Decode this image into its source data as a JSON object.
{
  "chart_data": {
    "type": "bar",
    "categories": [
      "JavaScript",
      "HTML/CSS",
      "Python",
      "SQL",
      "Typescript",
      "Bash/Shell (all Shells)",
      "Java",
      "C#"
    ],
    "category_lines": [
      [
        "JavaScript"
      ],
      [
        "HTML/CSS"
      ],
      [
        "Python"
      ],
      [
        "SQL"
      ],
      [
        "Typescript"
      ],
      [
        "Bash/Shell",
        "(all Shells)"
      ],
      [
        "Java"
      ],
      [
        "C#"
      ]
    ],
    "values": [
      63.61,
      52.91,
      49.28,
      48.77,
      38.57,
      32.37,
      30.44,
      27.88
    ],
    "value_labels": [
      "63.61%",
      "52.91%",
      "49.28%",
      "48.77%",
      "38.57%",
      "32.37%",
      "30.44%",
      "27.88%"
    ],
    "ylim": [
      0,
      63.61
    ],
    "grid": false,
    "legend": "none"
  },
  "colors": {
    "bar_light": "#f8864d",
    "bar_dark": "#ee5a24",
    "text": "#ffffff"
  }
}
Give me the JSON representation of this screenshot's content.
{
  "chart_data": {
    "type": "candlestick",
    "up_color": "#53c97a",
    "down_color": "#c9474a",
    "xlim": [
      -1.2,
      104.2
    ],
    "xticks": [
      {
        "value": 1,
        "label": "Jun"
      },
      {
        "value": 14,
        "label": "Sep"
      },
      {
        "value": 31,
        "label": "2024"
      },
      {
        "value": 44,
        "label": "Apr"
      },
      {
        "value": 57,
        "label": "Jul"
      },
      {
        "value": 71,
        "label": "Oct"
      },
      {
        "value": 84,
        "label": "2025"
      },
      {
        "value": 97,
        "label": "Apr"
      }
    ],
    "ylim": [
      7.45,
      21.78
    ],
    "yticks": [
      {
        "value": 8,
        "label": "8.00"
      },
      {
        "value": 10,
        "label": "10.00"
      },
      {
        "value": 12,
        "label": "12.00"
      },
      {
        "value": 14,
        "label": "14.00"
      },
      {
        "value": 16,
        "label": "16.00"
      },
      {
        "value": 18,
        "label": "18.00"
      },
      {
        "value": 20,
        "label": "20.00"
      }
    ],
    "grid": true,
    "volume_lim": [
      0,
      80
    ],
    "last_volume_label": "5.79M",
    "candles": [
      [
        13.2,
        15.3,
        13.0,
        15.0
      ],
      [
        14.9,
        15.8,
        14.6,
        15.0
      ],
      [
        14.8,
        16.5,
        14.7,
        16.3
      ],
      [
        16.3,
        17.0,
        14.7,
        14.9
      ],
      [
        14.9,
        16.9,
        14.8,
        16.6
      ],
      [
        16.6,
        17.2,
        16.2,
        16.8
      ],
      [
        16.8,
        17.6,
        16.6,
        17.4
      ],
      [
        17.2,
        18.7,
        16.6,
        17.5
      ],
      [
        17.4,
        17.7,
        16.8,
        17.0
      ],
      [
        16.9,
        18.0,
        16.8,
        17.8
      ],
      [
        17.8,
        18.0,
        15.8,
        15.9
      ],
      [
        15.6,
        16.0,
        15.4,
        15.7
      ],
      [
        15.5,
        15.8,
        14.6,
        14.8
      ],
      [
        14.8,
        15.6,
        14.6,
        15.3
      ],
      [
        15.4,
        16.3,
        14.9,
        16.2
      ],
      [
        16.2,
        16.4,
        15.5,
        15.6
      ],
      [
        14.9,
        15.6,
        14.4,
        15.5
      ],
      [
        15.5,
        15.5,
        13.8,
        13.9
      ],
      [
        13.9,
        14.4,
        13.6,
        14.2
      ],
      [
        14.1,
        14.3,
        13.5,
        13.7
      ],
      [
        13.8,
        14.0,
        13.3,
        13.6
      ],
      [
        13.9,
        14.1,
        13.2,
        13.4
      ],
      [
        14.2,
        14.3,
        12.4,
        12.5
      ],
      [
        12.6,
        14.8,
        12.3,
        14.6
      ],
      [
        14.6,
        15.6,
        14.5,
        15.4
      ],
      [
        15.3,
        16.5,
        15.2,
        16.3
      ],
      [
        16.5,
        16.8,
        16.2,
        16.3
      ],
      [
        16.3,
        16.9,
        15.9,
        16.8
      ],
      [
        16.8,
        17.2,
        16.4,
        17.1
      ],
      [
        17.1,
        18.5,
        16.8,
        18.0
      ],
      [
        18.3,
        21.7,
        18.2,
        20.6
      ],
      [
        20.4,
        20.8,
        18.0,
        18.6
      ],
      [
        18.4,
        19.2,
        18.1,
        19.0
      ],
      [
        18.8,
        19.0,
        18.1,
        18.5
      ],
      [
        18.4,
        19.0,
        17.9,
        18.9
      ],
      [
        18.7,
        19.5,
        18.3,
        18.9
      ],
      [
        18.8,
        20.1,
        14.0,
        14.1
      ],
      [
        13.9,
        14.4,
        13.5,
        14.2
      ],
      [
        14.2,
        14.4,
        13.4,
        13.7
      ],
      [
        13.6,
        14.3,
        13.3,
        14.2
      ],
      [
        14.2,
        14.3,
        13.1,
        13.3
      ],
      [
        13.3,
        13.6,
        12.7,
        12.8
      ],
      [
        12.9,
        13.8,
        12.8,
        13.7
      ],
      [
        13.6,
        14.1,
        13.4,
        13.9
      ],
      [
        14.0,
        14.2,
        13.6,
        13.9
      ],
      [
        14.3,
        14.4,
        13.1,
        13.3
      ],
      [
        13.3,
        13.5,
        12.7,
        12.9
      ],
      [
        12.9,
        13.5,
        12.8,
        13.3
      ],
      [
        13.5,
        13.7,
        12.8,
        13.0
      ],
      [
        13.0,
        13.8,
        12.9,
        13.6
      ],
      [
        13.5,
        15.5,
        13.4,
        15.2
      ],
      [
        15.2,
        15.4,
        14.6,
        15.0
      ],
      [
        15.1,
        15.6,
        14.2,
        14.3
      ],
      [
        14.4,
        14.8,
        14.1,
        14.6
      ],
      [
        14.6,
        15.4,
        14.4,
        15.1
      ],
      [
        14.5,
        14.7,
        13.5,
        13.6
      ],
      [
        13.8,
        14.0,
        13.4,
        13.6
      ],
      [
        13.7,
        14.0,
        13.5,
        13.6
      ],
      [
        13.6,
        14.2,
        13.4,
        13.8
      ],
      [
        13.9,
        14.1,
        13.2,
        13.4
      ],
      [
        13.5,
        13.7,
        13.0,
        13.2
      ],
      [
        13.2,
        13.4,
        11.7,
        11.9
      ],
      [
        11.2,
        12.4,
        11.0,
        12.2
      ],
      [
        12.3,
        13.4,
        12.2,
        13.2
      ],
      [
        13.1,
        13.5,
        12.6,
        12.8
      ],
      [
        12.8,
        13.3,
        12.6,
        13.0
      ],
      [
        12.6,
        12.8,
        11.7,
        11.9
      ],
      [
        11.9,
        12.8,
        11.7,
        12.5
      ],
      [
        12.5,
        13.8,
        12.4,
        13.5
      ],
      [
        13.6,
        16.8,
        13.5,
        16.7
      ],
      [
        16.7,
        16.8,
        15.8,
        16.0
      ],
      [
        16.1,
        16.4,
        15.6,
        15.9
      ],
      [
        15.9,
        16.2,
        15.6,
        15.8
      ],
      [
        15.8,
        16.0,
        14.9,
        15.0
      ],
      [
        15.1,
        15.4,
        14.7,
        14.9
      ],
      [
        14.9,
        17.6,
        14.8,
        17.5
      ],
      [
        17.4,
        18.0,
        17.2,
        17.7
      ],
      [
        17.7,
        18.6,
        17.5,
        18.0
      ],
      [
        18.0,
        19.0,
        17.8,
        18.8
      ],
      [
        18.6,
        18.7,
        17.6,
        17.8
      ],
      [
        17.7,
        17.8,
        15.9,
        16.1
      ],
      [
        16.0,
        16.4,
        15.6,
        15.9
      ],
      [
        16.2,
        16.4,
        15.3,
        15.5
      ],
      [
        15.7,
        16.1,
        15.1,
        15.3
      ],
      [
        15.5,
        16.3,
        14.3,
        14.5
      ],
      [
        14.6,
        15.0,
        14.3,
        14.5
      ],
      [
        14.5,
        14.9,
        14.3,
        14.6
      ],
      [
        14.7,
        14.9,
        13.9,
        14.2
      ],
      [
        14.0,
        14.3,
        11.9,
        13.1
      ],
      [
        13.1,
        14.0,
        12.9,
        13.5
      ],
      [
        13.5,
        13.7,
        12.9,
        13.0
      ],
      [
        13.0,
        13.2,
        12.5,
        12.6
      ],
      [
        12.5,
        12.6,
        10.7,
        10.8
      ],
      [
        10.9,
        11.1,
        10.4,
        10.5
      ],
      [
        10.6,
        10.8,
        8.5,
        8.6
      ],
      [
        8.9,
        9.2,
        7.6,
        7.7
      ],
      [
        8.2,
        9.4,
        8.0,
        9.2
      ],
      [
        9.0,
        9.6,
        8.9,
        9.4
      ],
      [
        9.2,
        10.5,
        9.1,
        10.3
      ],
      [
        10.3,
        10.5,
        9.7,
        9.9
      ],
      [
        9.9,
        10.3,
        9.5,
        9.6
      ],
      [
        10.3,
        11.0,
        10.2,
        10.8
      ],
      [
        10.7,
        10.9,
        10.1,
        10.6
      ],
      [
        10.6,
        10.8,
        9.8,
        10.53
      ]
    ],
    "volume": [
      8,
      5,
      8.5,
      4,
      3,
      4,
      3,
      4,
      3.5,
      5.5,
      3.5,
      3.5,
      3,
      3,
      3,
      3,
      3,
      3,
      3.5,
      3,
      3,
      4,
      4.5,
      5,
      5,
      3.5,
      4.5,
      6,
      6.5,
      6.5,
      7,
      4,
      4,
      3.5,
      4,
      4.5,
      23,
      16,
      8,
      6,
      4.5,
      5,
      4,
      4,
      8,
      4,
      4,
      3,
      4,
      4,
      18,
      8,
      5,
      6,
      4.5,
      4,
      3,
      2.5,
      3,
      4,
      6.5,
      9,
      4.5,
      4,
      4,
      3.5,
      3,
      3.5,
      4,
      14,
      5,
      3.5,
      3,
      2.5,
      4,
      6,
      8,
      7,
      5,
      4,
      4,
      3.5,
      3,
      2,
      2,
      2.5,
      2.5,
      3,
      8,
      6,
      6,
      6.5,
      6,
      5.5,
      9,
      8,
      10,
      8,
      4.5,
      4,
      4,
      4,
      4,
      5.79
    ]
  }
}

(SHORT EXERCISE):
Report every line containing the word "JSON" from the listing above.

(ANSWER FOR THIS EXERCISE):
Decode this image into its source data as a JSON object.
Give me the JSON representation of this screenshot's content.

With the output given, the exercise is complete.